■ **Region and label listings**
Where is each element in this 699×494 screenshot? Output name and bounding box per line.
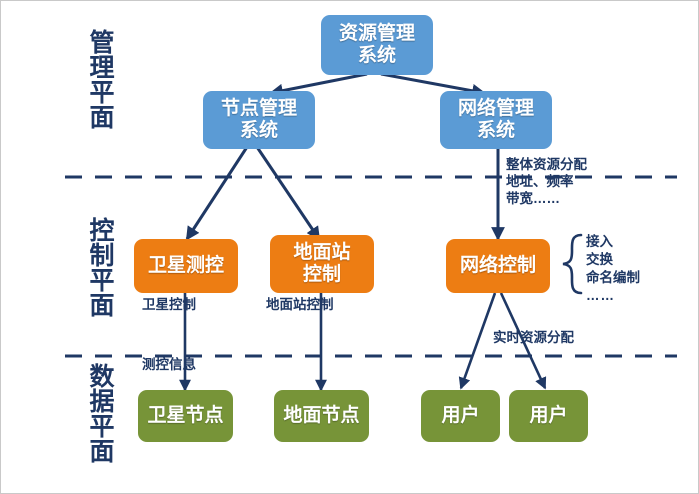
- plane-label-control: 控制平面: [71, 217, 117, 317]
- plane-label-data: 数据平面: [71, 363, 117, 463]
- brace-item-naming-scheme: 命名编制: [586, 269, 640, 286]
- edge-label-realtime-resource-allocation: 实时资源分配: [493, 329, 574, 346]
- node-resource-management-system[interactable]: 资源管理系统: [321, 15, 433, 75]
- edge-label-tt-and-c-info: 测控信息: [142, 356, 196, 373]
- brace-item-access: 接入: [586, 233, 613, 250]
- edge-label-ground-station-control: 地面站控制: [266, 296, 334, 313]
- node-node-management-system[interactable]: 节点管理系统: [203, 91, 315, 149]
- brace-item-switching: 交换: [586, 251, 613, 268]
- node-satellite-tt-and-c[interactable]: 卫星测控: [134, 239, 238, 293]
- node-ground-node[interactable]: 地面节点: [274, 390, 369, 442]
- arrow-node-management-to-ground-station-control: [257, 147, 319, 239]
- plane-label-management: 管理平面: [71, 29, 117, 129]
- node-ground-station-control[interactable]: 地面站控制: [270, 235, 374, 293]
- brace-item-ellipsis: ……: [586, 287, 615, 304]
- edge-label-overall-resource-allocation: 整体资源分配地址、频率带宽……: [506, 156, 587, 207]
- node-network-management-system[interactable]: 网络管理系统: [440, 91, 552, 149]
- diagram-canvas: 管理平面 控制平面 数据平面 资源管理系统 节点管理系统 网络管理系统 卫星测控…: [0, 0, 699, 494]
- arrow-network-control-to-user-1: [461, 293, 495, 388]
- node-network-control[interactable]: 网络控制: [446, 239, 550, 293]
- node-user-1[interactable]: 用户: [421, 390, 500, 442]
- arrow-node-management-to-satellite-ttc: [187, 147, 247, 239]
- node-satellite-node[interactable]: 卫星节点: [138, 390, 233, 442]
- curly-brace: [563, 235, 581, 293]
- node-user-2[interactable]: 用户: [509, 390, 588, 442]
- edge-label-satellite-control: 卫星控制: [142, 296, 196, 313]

■ **What is required**
Please rewrite all the lines above, substituting "screen capture" for "screenshot" and keeping everything else the same. Leave the picture out of your answer.

■ **Task answer**
Where is each element in this 699×494 screen capture? Output name and bounding box per line.
- plane-label-control: 控制平面: [71, 217, 117, 317]
- plane-label-data: 数据平面: [71, 363, 117, 463]
- brace-item-naming-scheme: 命名编制: [586, 269, 640, 286]
- edge-label-realtime-resource-allocation: 实时资源分配: [493, 329, 574, 346]
- node-resource-management-system[interactable]: 资源管理系统: [321, 15, 433, 75]
- edge-label-tt-and-c-info: 测控信息: [142, 356, 196, 373]
- brace-item-access: 接入: [586, 233, 613, 250]
- edge-label-ground-station-control: 地面站控制: [266, 296, 334, 313]
- node-node-management-system[interactable]: 节点管理系统: [203, 91, 315, 149]
- brace-item-switching: 交换: [586, 251, 613, 268]
- node-satellite-tt-and-c[interactable]: 卫星测控: [134, 239, 238, 293]
- node-ground-node[interactable]: 地面节点: [274, 390, 369, 442]
- arrow-node-management-to-ground-station-control: [257, 147, 319, 239]
- plane-label-management: 管理平面: [71, 29, 117, 129]
- node-ground-station-control[interactable]: 地面站控制: [270, 235, 374, 293]
- brace-item-ellipsis: ……: [586, 287, 615, 304]
- edge-label-overall-resource-allocation: 整体资源分配地址、频率带宽……: [506, 156, 587, 207]
- node-network-management-system[interactable]: 网络管理系统: [440, 91, 552, 149]
- diagram-canvas: 管理平面 控制平面 数据平面 资源管理系统 节点管理系统 网络管理系统 卫星测控…: [0, 0, 699, 494]
- arrow-network-control-to-user-1: [461, 293, 495, 388]
- node-network-control[interactable]: 网络控制: [446, 239, 550, 293]
- node-user-1[interactable]: 用户: [421, 390, 500, 442]
- arrow-node-management-to-satellite-ttc: [187, 147, 247, 239]
- node-satellite-node[interactable]: 卫星节点: [138, 390, 233, 442]
- curly-brace: [563, 235, 581, 293]
- node-user-2[interactable]: 用户: [509, 390, 588, 442]
- edge-label-satellite-control: 卫星控制: [142, 296, 196, 313]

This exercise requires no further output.